[Begin DATA RECORDS]

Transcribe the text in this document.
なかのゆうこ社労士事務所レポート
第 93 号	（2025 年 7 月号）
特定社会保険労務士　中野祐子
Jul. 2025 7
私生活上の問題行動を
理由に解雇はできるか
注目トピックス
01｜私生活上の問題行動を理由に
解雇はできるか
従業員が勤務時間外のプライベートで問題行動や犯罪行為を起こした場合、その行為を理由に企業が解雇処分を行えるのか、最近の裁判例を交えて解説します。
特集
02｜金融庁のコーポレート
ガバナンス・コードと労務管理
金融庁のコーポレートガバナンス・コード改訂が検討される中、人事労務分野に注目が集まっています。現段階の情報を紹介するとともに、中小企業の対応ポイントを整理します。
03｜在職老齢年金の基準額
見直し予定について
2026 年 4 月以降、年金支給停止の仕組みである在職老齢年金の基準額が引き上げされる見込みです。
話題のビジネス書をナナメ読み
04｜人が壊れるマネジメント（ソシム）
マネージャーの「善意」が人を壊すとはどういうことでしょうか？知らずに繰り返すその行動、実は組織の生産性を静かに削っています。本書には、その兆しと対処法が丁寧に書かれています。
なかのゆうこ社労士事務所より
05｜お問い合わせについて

[End DATA RECORDS]

PROBLEM:
Extract each line from the listing above, please, and repeat it exactly.

FINAL RESULT:
Transcribe the text in this document.
なかのゆうこ社労士事務所レポート
第 93 号	（2025 年 7 月号）
特定社会保険労務士　中野祐子
Jul. 2025 7
私生活上の問題行動を
理由に解雇はできるか
注目トピックス
01｜私生活上の問題行動を理由に
解雇はできるか
従業員が勤務時間外のプライベートで問題行動や犯罪行為を起こした場合、その行為を理由に企業が解雇処分を行えるのか、最近の裁判例を交えて解説します。
特集
02｜金融庁のコーポレート
ガバナンス・コードと労務管理
金融庁のコーポレートガバナンス・コード改訂が検討される中、人事労務分野に注目が集まっています。現段階の情報を紹介するとともに、中小企業の対応ポイントを整理します。
03｜在職老齢年金の基準額
見直し予定について
2026 年 4 月以降、年金支給停止の仕組みである在職老齢年金の基準額が引き上げされる見込みです。
話題のビジネス書をナナメ読み
04｜人が壊れるマネジメント（ソシム）
マネージャーの「善意」が人を壊すとはどういうことでしょうか？知らずに繰り返すその行動、実は組織の生産性を静かに削っています。本書には、その兆しと対処法が丁寧に書かれています。
なかのゆうこ社労士事務所より
05｜お問い合わせについて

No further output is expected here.